How Acceptance Can Heal Painful Losses
When we encounter difficulty in our lives, whether we recognise it or not at the time, we have often experienced a loss of some kind. Loss can take many forms; from the death of a loved one, ill-health or a major life change.
The loss of independence, as one example, can evoke myriad emotions which can feel overwhelming. A natural urge when we experience unease is to seek an immediate remedy; something to alleviate the pain or provide a sense of certainty.
Soothing that pain can take us down various avenues. Some can be destructive, such as turning to alcohol, pills or over-eating to numb the pain. While other ‘remedies’ may seem healthy on the surface, such as a new relationship or intense exercise,they often only serve as a distraction; like sticking a plaster on a wound.
Soothing or numbing behaviours are habitual ways to cope with painful emotions and it is important to recognise how you may use these to avoid coming to terms with what has happened to you now and in your past. It is useful to mention at this point that sometimes the emotions encountered may not only relate to recent loss, but also a loss of years, possibly decades ago.

* **What this exercise asks**:
• a. Which destructive ways of numbing pain does the piece on acceptance and loss name?
• b. Write out everything in the piece on acceptance and loss from "The loss of" down to "on a wound.", word for word.

* **Supplied data**:
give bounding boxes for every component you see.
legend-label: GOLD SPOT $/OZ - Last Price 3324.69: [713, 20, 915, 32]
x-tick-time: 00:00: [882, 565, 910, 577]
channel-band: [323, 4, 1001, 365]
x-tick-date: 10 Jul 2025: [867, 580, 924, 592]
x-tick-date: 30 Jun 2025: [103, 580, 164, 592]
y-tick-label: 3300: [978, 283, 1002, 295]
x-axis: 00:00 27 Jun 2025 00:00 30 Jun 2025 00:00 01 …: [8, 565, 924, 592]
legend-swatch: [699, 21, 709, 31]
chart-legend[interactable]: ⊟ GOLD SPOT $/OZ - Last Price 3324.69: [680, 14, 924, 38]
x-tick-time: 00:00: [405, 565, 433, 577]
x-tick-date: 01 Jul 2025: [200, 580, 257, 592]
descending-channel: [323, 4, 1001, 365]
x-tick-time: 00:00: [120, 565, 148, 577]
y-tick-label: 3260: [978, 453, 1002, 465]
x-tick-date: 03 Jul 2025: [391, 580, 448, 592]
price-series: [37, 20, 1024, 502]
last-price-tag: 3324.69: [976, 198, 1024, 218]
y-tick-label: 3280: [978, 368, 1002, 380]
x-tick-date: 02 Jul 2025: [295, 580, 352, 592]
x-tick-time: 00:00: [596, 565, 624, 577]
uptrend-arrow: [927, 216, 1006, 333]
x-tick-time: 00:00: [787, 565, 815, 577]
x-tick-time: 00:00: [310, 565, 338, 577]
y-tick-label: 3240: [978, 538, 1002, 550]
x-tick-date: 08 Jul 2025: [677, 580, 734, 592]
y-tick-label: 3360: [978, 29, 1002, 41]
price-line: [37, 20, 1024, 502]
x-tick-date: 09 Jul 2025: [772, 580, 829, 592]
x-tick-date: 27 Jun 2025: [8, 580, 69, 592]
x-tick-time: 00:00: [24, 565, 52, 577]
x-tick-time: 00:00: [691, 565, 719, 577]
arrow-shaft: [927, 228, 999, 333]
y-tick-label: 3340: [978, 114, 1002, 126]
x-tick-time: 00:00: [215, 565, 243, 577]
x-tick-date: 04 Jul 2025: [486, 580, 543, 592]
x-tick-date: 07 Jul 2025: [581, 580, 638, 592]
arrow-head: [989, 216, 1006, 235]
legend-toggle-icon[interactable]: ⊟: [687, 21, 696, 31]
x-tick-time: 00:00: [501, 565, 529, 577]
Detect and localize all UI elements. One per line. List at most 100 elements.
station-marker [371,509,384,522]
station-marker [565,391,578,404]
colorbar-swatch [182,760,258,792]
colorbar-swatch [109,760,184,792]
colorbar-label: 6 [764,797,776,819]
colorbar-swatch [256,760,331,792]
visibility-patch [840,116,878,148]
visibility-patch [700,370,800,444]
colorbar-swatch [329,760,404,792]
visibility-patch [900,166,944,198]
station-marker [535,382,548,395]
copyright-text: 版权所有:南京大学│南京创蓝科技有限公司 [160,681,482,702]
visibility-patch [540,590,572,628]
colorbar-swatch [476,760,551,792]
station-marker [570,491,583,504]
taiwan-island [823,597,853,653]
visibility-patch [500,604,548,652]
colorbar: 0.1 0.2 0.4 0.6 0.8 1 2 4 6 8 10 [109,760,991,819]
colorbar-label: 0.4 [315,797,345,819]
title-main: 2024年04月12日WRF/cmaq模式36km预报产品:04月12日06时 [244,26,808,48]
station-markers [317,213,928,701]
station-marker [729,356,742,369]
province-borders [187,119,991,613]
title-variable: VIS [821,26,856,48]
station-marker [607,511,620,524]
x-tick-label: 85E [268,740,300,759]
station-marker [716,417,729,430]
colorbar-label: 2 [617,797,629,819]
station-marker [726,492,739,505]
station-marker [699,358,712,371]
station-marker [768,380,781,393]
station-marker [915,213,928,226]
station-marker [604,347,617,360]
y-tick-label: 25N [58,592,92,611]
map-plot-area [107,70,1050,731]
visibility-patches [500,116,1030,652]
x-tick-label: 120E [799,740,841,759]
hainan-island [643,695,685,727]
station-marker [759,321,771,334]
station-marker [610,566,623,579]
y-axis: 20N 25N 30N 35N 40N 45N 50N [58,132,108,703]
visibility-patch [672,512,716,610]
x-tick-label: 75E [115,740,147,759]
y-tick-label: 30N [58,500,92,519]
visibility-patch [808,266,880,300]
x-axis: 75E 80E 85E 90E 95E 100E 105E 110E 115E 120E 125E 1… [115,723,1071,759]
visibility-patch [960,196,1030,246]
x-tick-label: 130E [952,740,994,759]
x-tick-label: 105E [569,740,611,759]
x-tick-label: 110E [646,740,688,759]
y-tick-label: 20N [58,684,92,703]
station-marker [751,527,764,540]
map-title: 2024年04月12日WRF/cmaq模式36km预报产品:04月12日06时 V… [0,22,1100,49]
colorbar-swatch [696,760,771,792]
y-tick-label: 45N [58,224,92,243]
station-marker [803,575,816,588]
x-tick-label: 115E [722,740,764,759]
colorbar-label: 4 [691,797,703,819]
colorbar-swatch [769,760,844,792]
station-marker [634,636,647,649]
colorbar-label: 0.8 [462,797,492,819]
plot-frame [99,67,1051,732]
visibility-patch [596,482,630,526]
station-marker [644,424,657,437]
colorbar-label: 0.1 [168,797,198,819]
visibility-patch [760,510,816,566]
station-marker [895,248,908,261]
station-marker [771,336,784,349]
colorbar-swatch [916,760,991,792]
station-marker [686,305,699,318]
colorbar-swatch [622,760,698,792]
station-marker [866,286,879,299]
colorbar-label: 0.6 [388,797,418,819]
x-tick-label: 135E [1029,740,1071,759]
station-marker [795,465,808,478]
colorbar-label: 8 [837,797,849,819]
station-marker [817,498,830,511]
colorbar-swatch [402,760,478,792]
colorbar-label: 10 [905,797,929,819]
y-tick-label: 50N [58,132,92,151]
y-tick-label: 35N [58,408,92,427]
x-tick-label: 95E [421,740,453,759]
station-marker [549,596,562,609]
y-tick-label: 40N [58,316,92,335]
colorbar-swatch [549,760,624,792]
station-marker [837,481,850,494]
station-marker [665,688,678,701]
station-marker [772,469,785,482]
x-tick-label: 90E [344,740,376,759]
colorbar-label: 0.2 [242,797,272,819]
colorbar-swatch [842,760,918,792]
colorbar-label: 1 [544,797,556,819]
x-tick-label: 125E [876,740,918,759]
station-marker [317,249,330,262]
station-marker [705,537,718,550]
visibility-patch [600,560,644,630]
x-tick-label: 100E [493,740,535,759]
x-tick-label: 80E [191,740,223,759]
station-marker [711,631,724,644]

* **Answers for the exercise**:
• a. Turning to alcohol, pills or over-eating.

• b.
The loss of independence, as one example, can evoke myriad emotions which can feel overwhelming. A natural urge when we experience unease is to seek an immediate remedy; something to alleviate the pain or provide a sense of certainty.
Soothing that pain can take us down various avenues. Some can be destructive, such as turning to alcohol, pills or over-eating to numb the pain. While other ‘remedies’ may seem healthy on the surface, such as a new relationship or intense exercise,they often only serve as a distraction; like sticking a plaster on a wound.